» What you have to do: From the records below, copy every line that contains the word "было".
== Task data ==
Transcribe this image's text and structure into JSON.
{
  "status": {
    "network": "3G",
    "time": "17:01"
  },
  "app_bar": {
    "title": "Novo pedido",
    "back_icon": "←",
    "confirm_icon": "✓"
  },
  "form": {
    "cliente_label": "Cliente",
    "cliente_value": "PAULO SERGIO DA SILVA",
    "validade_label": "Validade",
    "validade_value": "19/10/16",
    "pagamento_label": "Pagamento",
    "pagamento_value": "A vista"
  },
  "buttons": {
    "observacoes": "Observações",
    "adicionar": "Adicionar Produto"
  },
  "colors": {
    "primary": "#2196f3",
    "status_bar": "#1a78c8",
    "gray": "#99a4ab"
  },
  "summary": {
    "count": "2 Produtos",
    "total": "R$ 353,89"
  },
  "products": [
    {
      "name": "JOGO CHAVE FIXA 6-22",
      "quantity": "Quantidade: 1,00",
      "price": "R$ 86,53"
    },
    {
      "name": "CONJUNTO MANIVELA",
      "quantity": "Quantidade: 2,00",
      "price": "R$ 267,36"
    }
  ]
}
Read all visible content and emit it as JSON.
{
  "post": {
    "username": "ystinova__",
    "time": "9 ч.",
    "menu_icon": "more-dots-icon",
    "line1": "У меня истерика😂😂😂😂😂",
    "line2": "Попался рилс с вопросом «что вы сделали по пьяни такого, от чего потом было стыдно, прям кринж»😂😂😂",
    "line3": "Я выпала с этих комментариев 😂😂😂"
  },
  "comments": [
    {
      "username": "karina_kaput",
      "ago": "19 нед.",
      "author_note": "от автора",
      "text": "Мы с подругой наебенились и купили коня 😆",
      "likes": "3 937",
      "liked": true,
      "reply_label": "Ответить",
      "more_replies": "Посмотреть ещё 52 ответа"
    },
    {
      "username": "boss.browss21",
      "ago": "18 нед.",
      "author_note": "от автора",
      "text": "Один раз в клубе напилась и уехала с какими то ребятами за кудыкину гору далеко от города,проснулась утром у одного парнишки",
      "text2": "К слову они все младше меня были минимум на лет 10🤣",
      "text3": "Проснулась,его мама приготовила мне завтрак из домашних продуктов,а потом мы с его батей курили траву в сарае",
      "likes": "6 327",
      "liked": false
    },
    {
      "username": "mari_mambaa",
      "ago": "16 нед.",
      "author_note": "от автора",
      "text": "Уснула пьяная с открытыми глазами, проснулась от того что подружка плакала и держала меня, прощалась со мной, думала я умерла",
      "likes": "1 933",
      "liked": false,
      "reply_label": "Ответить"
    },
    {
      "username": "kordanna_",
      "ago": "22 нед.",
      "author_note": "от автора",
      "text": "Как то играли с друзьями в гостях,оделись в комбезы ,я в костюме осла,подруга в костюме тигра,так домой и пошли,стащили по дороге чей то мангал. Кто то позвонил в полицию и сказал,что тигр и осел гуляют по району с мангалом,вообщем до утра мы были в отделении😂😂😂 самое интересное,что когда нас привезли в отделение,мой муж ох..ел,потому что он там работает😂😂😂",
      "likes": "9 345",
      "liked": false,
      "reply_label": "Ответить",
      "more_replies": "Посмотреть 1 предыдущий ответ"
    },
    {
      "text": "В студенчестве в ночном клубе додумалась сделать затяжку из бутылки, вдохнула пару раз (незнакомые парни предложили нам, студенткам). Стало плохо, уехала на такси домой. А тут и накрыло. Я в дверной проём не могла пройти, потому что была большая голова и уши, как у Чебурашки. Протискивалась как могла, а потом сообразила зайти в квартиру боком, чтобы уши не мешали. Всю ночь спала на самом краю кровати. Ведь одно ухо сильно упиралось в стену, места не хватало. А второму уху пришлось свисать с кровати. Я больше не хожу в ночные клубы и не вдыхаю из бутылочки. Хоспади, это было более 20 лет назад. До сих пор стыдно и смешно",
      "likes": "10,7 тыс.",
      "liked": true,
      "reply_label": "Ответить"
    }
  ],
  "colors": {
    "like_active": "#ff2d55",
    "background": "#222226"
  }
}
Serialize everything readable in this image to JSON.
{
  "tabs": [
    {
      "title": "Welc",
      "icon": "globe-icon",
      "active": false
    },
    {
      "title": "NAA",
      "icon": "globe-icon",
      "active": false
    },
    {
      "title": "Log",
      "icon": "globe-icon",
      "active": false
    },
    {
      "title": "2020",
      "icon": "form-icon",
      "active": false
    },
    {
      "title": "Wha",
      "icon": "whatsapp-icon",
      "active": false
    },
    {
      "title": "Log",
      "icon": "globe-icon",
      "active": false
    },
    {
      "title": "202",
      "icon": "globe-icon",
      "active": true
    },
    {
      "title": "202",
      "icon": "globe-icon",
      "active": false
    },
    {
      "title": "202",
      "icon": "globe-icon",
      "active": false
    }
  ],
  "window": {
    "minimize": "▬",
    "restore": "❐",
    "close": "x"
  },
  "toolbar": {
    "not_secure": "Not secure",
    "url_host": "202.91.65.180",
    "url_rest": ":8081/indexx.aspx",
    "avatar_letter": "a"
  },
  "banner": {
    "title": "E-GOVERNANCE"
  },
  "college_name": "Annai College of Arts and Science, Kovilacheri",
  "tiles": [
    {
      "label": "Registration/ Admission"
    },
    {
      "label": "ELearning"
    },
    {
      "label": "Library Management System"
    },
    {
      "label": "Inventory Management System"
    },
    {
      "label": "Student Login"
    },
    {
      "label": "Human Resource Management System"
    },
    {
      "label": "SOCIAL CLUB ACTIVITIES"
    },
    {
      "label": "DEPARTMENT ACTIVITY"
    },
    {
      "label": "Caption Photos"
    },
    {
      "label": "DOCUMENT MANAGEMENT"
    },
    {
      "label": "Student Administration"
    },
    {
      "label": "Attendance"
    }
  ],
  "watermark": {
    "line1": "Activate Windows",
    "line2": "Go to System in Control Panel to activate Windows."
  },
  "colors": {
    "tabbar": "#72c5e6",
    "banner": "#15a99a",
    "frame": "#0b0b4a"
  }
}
===
» Exercise result:
    "line2": "Попался рилс с вопросом «что вы сделали по пьяни такого, от чего потом было стыдно, прям кринж»😂😂😂",
      "text": "В студенчестве в ночном клубе додумалась сделать затяжку из бутылки, вдохнула пару раз (незнакомые парни предложили нам, студенткам). Стало плохо, уехала на такси домой. А тут и накрыло. Я в дверной проём не могла пройти, потому что была большая голова и уши, как у Чебурашки. Протискивалась как могла, а потом сообразила зайти в квартиру боком, чтобы уши не мешали. Всю ночь спала на самом краю кровати. Ведь одно ухо сильно упиралось в стену, места не хватало. А второму уху пришлось свисать с кровати. Я больше не хожу в ночные клубы и не вдыхаю из бутылочки. Хоспади, это было более 20 лет назад. До сих пор стыдно и смешно",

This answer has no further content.